What the exercise asks: Extract every record, keeping each one exactly as it is.

Provided data:
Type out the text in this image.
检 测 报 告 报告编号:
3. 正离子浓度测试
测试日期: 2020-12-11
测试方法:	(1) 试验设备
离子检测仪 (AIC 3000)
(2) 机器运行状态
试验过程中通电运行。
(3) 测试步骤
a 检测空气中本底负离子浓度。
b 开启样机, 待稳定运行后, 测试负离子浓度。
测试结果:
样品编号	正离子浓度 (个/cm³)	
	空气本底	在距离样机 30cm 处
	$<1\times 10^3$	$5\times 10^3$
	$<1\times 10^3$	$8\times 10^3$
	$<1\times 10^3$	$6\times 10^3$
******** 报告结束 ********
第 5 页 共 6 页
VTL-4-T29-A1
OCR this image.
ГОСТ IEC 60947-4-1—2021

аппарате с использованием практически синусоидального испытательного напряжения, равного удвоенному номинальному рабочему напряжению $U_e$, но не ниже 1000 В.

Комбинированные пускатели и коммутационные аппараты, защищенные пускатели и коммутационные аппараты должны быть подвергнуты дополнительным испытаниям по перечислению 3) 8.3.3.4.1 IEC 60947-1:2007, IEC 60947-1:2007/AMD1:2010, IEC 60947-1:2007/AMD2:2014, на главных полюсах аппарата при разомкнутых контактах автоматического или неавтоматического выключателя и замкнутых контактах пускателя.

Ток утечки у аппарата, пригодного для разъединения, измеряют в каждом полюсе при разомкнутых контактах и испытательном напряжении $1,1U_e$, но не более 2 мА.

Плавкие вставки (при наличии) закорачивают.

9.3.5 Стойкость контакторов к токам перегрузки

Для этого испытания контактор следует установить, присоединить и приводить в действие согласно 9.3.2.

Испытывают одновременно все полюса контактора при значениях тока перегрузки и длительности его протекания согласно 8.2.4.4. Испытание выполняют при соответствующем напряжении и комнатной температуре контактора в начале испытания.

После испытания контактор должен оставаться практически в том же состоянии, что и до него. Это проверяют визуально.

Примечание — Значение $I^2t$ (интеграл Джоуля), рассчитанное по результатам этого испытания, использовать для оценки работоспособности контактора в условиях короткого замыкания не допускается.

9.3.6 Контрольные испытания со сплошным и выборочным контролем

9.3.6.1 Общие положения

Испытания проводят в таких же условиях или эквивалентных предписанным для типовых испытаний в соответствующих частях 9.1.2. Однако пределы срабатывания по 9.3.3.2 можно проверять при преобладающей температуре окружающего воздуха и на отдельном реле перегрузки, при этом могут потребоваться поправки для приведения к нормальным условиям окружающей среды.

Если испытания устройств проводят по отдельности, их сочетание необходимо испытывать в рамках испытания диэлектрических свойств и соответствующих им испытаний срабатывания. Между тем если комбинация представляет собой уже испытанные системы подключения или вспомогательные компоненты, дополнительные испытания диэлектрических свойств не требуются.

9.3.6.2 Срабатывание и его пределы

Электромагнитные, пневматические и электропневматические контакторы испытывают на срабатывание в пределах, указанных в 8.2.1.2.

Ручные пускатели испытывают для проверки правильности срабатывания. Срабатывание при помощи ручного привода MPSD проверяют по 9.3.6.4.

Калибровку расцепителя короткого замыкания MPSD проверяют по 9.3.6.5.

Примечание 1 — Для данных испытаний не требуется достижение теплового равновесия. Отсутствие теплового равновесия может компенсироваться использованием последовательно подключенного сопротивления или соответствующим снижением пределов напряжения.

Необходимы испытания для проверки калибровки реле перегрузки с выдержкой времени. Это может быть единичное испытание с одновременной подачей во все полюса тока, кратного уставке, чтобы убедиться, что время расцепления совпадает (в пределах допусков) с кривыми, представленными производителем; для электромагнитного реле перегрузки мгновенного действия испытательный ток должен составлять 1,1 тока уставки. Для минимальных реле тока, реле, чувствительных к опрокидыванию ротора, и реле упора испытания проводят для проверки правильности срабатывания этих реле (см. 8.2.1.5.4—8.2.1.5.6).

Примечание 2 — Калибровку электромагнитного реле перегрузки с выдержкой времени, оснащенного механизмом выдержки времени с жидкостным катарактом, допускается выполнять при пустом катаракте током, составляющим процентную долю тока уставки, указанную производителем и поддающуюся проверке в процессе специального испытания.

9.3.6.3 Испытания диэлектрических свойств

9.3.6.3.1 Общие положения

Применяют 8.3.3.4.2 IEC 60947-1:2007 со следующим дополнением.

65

Task answer:
Type out the text in this image.
检 测 报 告 报告编号:
3. 正离子浓度测试
测试日期: 2020-12-11
测试方法:	(1) 试验设备
离子检测仪 (AIC 3000)
(2) 机器运行状态
试验过程中通电运行。
(3) 测试步骤
a 检测空气中本底负离子浓度。
b 开启样机, 待稳定运行后, 测试负离子浓度。
测试结果:
样品编号	正离子浓度 (个/cm³)	
	空气本底	在距离样机 30cm 处
	$<1\times 10^3$	$5\times 10^3$
	$<1\times 10^3$	$8\times 10^3$
	$<1\times 10^3$	$6\times 10^3$
******** 报告结束 ********
第 5 页 共 6 页
VTL-4-T29-A1
OCR this image.
ГОСТ IEC 60947-4-1—2021

аппарате с использованием практически синусоидального испытательного напряжения, равного удвоенному номинальному рабочему напряжению $U_e$, но не ниже 1000 В.

Комбинированные пускатели и коммутационные аппараты, защищенные пускатели и коммутационные аппараты должны быть подвергнуты дополнительным испытаниям по перечислению 3) 8.3.3.4.1 IEC 60947-1:2007, IEC 60947-1:2007/AMD1:2010, IEC 60947-1:2007/AMD2:2014, на главных полюсах аппарата при разомкнутых контактах автоматического или неавтоматического выключателя и замкнутых контактах пускателя.

Ток утечки у аппарата, пригодного для разъединения, измеряют в каждом полюсе при разомкнутых контактах и испытательном напряжении $1,1U_e$, но не более 2 мА.

Плавкие вставки (при наличии) закорачивают.

9.3.5 Стойкость контакторов к токам перегрузки

Для этого испытания контактор следует установить, присоединить и приводить в действие согласно 9.3.2.

Испытывают одновременно все полюса контактора при значениях тока перегрузки и длительности его протекания согласно 8.2.4.4. Испытание выполняют при соответствующем напряжении и комнатной температуре контактора в начале испытания.

После испытания контактор должен оставаться практически в том же состоянии, что и до него. Это проверяют визуально.

Примечание — Значение $I^2t$ (интеграл Джоуля), рассчитанное по результатам этого испытания, использовать для оценки работоспособности контактора в условиях короткого замыкания не допускается.

9.3.6 Контрольные испытания со сплошным и выборочным контролем

9.3.6.1 Общие положения

Испытания проводят в таких же условиях или эквивалентных предписанным для типовых испытаний в соответствующих частях 9.1.2. Однако пределы срабатывания по 9.3.3.2 можно проверять при преобладающей температуре окружающего воздуха и на отдельном реле перегрузки, при этом могут потребоваться поправки для приведения к нормальным условиям окружающей среды.

Если испытания устройств проводят по отдельности, их сочетание необходимо испытывать в рамках испытания диэлектрических свойств и соответствующих им испытаний срабатывания. Между тем если комбинация представляет собой уже испытанные системы подключения или вспомогательные компоненты, дополнительные испытания диэлектрических свойств не требуются.

9.3.6.2 Срабатывание и его пределы

Электромагнитные, пневматические и электропневматические контакторы испытывают на срабатывание в пределах, указанных в 8.2.1.2.

Ручные пускатели испытывают для проверки правильности срабатывания. Срабатывание при помощи ручного привода MPSD проверяют по 9.3.6.4.

Калибровку расцепителя короткого замыкания MPSD проверяют по 9.3.6.5.

Примечание 1 — Для данных испытаний не требуется достижение теплового равновесия. Отсутствие теплового равновесия может компенсироваться использованием последовательно подключенного сопротивления или соответствующим снижением пределов напряжения.

Необходимы испытания для проверки калибровки реле перегрузки с выдержкой времени. Это может быть единичное испытание с одновременной подачей во все полюса тока, кратного уставке, чтобы убедиться, что время расцепления совпадает (в пределах допусков) с кривыми, представленными производителем; для электромагнитного реле перегрузки мгновенного действия испытательный ток должен составлять 1,1 тока уставки. Для минимальных реле тока, реле, чувствительных к опрокидыванию ротора, и реле упора испытания проводят для проверки правильности срабатывания этих реле (см. 8.2.1.5.4—8.2.1.5.6).

Примечание 2 — Калибровку электромагнитного реле перегрузки с выдержкой времени, оснащенного механизмом выдержки времени с жидкостным катарактом, допускается выполнять при пустом катаракте током, составляющим процентную долю тока уставки, указанную производителем и поддающуюся проверке в процессе специального испытания.

9.3.6.3 Испытания диэлектрических свойств

9.3.6.3.1 Общие положения

Применяют 8.3.3.4.2 IEC 60947-1:2007 со следующим дополнением.

65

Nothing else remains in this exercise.